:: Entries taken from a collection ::

--- start ---

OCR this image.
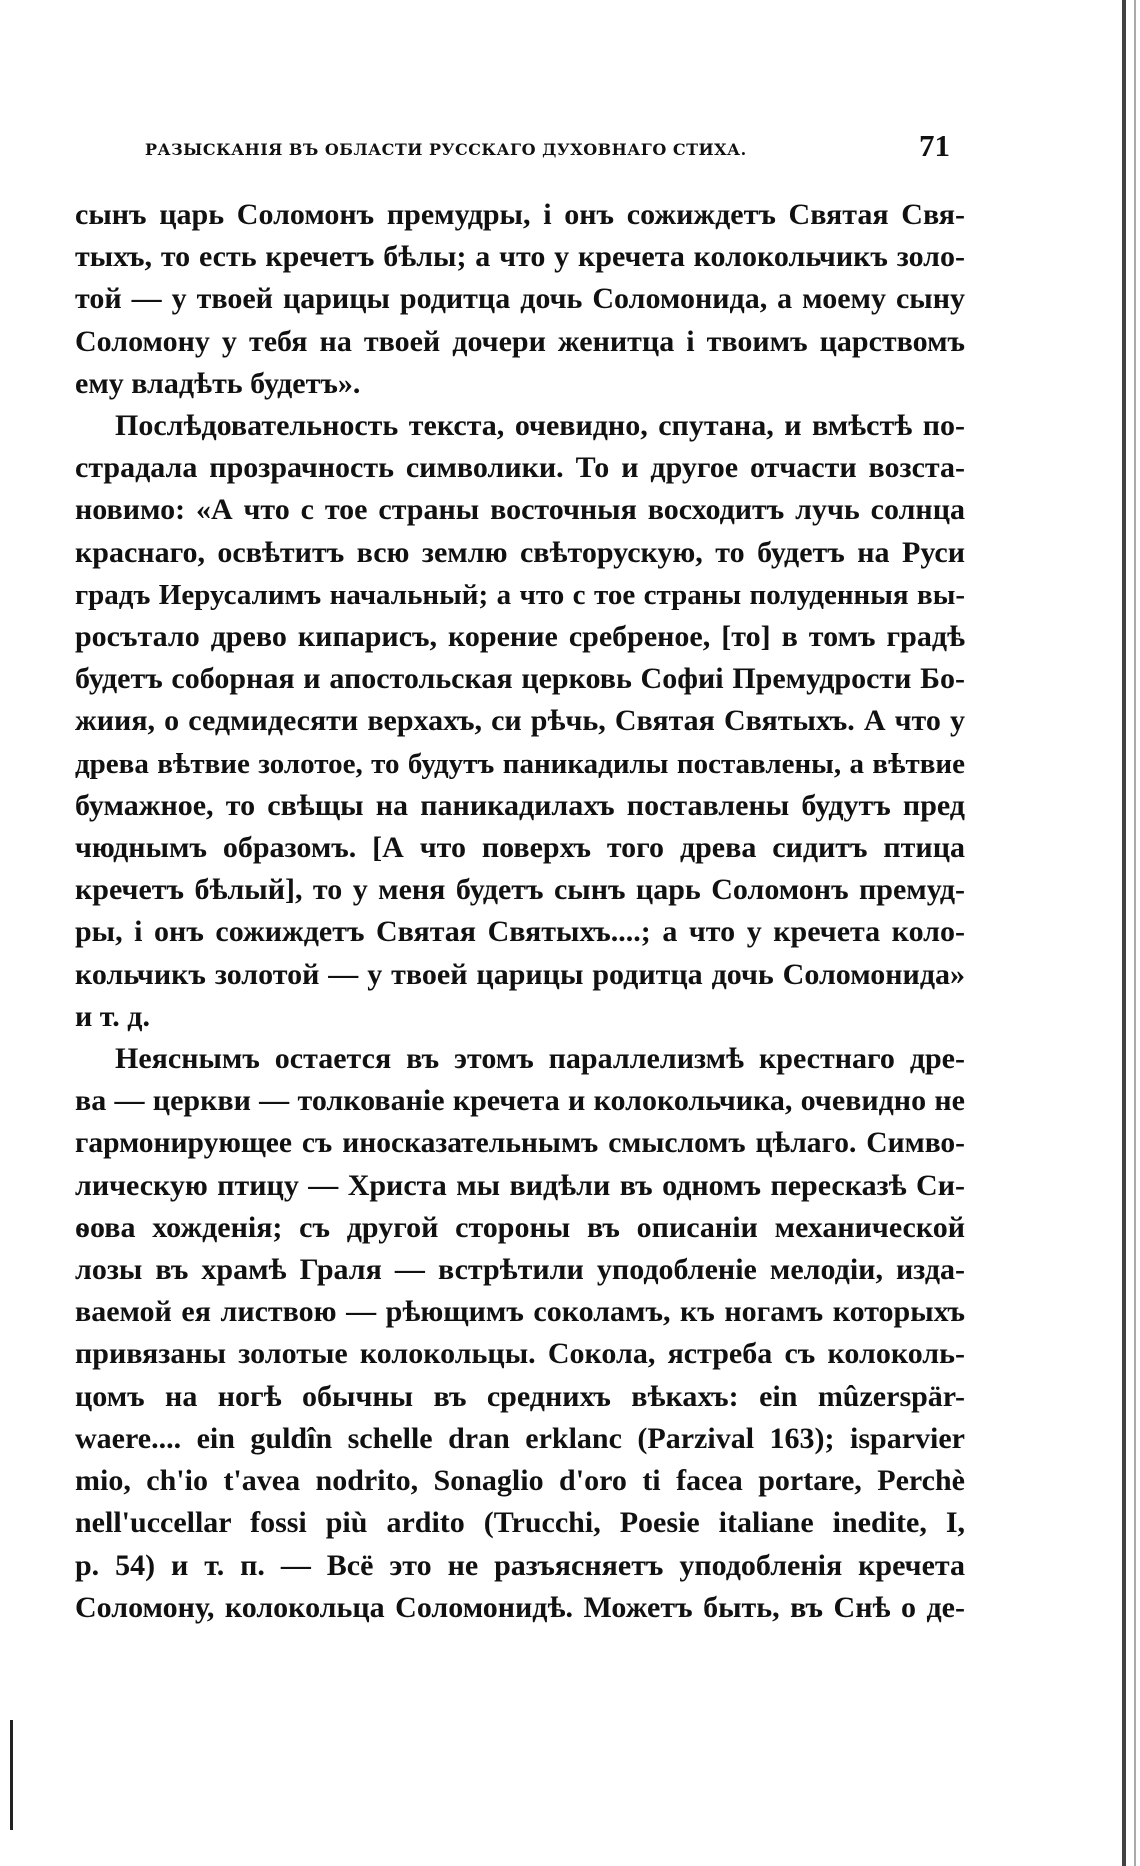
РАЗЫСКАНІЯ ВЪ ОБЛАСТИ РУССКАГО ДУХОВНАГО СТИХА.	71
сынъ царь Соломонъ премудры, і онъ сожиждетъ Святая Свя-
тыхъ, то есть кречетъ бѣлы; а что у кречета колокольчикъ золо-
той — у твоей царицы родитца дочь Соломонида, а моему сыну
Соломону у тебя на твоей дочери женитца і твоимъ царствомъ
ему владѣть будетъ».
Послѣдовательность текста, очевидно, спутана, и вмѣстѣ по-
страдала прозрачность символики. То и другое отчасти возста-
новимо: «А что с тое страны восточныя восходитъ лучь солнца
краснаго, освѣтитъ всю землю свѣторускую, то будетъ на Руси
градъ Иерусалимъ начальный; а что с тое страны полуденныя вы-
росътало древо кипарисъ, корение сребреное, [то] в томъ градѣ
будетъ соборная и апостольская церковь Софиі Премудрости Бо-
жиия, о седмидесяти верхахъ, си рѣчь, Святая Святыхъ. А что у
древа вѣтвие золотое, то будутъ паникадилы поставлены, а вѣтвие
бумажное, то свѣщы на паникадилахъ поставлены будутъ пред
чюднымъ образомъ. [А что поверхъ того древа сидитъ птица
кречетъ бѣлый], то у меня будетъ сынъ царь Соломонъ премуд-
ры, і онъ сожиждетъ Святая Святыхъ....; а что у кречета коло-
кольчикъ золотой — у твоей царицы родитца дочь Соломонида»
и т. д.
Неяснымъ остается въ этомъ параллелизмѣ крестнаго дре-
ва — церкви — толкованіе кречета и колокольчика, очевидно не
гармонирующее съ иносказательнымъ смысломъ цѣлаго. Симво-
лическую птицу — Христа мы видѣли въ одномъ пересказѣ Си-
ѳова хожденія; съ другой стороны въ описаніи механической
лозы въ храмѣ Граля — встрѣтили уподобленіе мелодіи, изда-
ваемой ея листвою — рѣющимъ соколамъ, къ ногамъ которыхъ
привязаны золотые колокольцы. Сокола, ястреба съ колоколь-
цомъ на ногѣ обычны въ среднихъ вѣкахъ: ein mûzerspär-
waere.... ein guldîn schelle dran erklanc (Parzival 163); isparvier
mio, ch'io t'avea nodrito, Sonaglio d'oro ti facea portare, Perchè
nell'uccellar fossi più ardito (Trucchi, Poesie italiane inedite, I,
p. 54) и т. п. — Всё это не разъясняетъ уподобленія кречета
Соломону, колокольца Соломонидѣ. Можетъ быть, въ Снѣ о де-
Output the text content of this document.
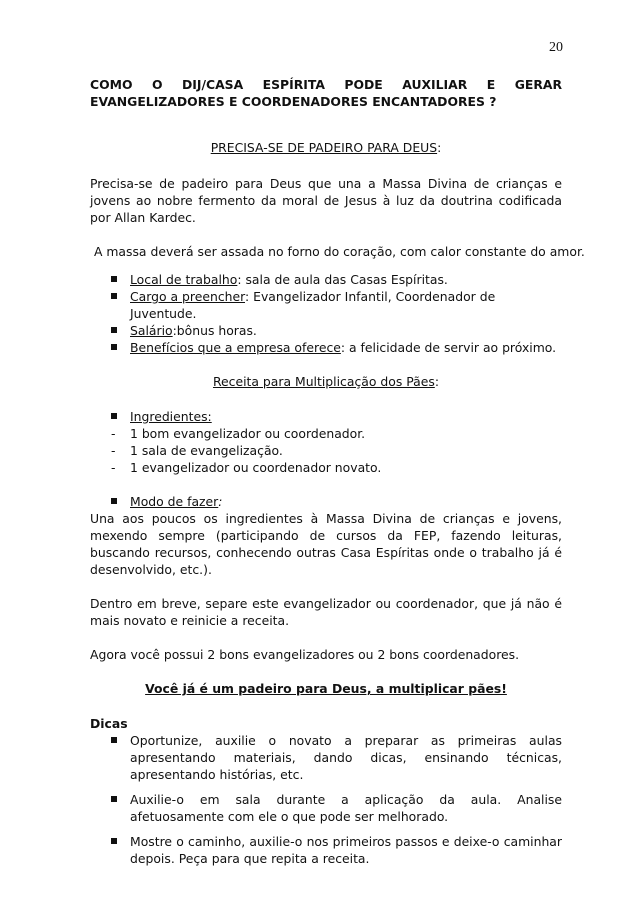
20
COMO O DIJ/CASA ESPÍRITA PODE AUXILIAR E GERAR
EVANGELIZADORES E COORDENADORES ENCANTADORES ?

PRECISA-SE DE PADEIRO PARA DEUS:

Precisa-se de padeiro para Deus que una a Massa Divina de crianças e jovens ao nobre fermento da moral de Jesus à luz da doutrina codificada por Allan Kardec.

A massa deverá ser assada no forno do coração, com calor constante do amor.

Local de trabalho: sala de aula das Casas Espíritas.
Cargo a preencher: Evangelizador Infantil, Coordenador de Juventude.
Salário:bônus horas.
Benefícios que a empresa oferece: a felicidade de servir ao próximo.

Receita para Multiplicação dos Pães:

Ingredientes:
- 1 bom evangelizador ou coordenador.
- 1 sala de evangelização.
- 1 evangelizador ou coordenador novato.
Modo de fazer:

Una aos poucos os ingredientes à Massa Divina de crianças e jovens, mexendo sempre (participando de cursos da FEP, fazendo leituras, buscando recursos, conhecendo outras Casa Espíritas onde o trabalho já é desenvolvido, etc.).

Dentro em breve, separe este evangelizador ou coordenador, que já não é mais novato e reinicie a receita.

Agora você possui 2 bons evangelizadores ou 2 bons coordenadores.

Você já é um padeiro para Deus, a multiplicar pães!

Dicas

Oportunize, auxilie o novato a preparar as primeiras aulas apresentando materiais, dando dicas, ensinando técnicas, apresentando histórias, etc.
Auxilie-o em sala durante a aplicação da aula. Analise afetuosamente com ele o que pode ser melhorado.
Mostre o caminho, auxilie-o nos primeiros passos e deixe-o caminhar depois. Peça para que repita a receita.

--- end ---

:: PROBLEM ::
Write out every entry again word for word, without any of the pictures.

:: COMPLETE OUTPUT ::
OCR this image.
РАЗЫСКАНІЯ ВЪ ОБЛАСТИ РУССКАГО ДУХОВНАГО СТИХА.	71
сынъ царь Соломонъ премудры, і онъ сожиждетъ Святая Свя-
тыхъ, то есть кречетъ бѣлы; а что у кречета колокольчикъ золо-
той — у твоей царицы родитца дочь Соломонида, а моему сыну
Соломону у тебя на твоей дочери женитца і твоимъ царствомъ
ему владѣть будетъ».
Послѣдовательность текста, очевидно, спутана, и вмѣстѣ по-
страдала прозрачность символики. То и другое отчасти возста-
новимо: «А что с тое страны восточныя восходитъ лучь солнца
краснаго, освѣтитъ всю землю свѣторускую, то будетъ на Руси
градъ Иерусалимъ начальный; а что с тое страны полуденныя вы-
росътало древо кипарисъ, корение сребреное, [то] в томъ градѣ
будетъ соборная и апостольская церковь Софиі Премудрости Бо-
жиия, о седмидесяти верхахъ, си рѣчь, Святая Святыхъ. А что у
древа вѣтвие золотое, то будутъ паникадилы поставлены, а вѣтвие
бумажное, то свѣщы на паникадилахъ поставлены будутъ пред
чюднымъ образомъ. [А что поверхъ того древа сидитъ птица
кречетъ бѣлый], то у меня будетъ сынъ царь Соломонъ премуд-
ры, і онъ сожиждетъ Святая Святыхъ....; а что у кречета коло-
кольчикъ золотой — у твоей царицы родитца дочь Соломонида»
и т. д.
Неяснымъ остается въ этомъ параллелизмѣ крестнаго дре-
ва — церкви — толкованіе кречета и колокольчика, очевидно не
гармонирующее съ иносказательнымъ смысломъ цѣлаго. Симво-
лическую птицу — Христа мы видѣли въ одномъ пересказѣ Си-
ѳова хожденія; съ другой стороны въ описаніи механической
лозы въ храмѣ Граля — встрѣтили уподобленіе мелодіи, изда-
ваемой ея листвою — рѣющимъ соколамъ, къ ногамъ которыхъ
привязаны золотые колокольцы. Сокола, ястреба съ колоколь-
цомъ на ногѣ обычны въ среднихъ вѣкахъ: ein mûzerspär-
waere.... ein guldîn schelle dran erklanc (Parzival 163); isparvier
mio, ch'io t'avea nodrito, Sonaglio d'oro ti facea portare, Perchè
nell'uccellar fossi più ardito (Trucchi, Poesie italiane inedite, I,
p. 54) и т. п. — Всё это не разъясняетъ уподобленія кречета
Соломону, колокольца Соломонидѣ. Можетъ быть, въ Снѣ о де-
Output the text content of this document.
20
COMO O DIJ/CASA ESPÍRITA PODE AUXILIAR E GERAR
EVANGELIZADORES E COORDENADORES ENCANTADORES ?

PRECISA-SE DE PADEIRO PARA DEUS:

Precisa-se de padeiro para Deus que una a Massa Divina de crianças e jovens ao nobre fermento da moral de Jesus à luz da doutrina codificada por Allan Kardec.

A massa deverá ser assada no forno do coração, com calor constante do amor.

Local de trabalho: sala de aula das Casas Espíritas.
Cargo a preencher: Evangelizador Infantil, Coordenador de Juventude.
Salário:bônus horas.
Benefícios que a empresa oferece: a felicidade de servir ao próximo.

Receita para Multiplicação dos Pães:

Ingredientes:
- 1 bom evangelizador ou coordenador.
- 1 sala de evangelização.
- 1 evangelizador ou coordenador novato.
Modo de fazer:

Una aos poucos os ingredientes à Massa Divina de crianças e jovens, mexendo sempre (participando de cursos da FEP, fazendo leituras, buscando recursos, conhecendo outras Casa Espíritas onde o trabalho já é desenvolvido, etc.).

Dentro em breve, separe este evangelizador ou coordenador, que já não é mais novato e reinicie a receita.

Agora você possui 2 bons evangelizadores ou 2 bons coordenadores.

Você já é um padeiro para Deus, a multiplicar pães!

Dicas

Oportunize, auxilie o novato a preparar as primeiras aulas apresentando materiais, dando dicas, ensinando técnicas, apresentando histórias, etc.
Auxilie-o em sala durante a aplicação da aula. Analise afetuosamente com ele o que pode ser melhorado.
Mostre o caminho, auxilie-o nos primeiros passos e deixe-o caminhar depois. Peça para que repita a receita.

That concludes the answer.